__WHAT IS EXPECTED__:
Print verbatim the lines of the entries from the one containing "Read the values" to the last, inclusive, and no others.

Excerpts from a figure dataset:
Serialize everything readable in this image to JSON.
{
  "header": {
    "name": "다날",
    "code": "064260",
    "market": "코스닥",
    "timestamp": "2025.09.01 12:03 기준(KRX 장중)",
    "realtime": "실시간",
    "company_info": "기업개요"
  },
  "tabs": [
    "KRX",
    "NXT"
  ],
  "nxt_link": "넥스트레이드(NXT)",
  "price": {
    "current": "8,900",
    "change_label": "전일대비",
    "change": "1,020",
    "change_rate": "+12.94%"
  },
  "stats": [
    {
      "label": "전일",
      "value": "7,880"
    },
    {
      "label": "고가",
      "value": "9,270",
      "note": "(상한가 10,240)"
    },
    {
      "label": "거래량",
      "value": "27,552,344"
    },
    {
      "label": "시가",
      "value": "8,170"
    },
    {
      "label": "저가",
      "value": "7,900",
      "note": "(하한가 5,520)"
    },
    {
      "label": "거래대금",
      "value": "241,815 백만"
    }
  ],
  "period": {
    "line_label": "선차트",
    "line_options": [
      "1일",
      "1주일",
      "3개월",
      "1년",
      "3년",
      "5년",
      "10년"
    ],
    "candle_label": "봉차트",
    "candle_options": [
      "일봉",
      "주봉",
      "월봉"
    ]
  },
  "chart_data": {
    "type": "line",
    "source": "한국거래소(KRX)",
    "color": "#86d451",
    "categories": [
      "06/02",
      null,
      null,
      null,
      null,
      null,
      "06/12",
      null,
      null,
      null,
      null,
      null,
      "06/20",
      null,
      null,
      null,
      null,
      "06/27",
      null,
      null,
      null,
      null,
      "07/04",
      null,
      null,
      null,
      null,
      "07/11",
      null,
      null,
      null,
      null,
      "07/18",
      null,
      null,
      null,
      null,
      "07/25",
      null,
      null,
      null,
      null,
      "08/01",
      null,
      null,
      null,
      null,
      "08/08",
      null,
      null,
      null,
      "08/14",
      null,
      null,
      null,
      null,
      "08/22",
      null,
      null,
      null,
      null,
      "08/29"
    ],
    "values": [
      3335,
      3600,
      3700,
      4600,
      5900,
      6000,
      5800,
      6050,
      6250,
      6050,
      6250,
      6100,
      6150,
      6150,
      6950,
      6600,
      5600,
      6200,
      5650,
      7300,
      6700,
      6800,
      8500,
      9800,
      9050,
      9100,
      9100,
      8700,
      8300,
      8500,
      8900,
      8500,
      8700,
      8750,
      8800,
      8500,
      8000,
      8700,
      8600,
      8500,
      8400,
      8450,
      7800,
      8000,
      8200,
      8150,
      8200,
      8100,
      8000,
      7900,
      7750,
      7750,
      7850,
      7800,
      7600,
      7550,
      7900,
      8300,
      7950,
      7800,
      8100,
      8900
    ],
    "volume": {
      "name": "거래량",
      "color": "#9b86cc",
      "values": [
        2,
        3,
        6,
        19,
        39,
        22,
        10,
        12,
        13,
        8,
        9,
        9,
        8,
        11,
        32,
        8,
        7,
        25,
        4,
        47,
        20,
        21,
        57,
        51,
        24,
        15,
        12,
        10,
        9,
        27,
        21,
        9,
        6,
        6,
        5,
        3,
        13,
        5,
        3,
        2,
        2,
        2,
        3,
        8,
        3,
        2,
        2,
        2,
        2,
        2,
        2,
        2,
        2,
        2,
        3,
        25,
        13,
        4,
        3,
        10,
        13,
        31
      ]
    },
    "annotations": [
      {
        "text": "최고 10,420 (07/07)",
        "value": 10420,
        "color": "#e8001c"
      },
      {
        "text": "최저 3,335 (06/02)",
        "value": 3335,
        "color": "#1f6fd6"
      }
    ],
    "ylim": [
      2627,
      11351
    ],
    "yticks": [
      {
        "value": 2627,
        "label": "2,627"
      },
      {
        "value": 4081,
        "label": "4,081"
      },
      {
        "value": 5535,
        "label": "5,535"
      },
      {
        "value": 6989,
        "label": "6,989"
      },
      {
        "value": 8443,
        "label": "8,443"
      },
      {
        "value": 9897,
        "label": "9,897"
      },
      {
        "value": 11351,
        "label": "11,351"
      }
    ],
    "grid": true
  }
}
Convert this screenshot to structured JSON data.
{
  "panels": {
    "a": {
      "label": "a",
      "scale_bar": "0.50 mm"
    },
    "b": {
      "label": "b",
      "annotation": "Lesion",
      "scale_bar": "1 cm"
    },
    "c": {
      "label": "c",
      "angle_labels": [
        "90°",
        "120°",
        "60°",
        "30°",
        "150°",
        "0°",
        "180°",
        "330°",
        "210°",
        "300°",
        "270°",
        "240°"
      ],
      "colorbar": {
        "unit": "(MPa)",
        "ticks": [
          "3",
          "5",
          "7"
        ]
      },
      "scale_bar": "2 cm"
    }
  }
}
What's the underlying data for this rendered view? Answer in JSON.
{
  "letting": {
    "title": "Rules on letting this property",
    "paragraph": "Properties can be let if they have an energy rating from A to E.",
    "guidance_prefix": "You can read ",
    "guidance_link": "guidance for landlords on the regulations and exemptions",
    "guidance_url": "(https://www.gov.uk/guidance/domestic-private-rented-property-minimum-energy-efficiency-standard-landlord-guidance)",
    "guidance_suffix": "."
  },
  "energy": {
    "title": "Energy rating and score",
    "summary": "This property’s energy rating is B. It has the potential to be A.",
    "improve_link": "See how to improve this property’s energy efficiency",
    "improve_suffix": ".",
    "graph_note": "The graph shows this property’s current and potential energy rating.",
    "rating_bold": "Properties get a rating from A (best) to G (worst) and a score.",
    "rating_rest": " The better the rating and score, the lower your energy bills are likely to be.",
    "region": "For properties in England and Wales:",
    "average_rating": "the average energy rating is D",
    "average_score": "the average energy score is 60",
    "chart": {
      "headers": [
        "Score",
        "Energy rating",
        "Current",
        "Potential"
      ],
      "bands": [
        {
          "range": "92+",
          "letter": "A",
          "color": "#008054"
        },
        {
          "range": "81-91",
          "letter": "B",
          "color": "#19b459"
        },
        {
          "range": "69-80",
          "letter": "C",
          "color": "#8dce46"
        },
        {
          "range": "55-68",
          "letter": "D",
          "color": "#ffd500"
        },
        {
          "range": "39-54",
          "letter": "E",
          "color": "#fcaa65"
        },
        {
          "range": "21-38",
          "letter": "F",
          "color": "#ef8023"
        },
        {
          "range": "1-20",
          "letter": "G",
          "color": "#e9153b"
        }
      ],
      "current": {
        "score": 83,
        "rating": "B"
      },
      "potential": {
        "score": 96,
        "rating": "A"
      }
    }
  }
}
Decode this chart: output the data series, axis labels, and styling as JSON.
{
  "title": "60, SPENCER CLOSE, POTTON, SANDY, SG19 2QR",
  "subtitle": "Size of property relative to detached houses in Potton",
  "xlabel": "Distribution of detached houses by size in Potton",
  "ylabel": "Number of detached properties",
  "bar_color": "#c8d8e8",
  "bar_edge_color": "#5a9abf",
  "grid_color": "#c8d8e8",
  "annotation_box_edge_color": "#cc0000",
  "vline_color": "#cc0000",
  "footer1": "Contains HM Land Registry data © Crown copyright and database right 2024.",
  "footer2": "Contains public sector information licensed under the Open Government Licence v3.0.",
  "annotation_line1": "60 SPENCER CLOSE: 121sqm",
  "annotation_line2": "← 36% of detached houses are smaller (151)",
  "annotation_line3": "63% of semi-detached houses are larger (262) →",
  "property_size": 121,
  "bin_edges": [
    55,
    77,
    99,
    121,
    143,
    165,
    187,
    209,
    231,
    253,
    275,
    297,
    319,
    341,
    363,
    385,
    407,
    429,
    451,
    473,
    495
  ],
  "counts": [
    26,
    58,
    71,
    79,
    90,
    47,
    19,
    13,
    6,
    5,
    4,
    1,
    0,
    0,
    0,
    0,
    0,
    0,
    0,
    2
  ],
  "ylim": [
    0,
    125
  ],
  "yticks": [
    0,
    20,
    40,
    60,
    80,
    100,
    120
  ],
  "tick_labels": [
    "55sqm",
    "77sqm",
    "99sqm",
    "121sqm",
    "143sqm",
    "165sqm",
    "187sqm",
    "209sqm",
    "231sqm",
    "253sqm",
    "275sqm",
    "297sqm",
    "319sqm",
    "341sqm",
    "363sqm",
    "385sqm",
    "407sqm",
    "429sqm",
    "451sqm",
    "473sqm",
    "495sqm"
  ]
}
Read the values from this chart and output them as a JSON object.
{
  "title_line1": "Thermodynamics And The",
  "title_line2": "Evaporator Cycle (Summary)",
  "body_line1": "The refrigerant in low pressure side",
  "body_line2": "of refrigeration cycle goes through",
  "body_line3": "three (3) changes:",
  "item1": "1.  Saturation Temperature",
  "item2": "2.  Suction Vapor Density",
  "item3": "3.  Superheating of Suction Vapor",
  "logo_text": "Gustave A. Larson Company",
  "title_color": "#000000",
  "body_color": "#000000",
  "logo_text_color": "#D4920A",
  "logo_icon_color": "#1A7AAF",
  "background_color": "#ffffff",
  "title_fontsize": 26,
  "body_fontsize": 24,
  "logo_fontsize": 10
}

__WRITTEN SOLUTION__:
Read the values from this chart and output them as a JSON object.
{
  "title_line1": "Thermodynamics And The",
  "title_line2": "Evaporator Cycle (Summary)",
  "body_line1": "The refrigerant in low pressure side",
  "body_line2": "of refrigeration cycle goes through",
  "body_line3": "three (3) changes:",
  "item1": "1.  Saturation Temperature",
  "item2": "2.  Suction Vapor Density",
  "item3": "3.  Superheating of Suction Vapor",
  "logo_text": "Gustave A. Larson Company",
  "title_color": "#000000",
  "body_color": "#000000",
  "logo_text_color": "#D4920A",
  "logo_icon_color": "#1A7AAF",
  "background_color": "#ffffff",
  "title_fontsize": 26,
  "body_fontsize": 24,
  "logo_fontsize": 10
}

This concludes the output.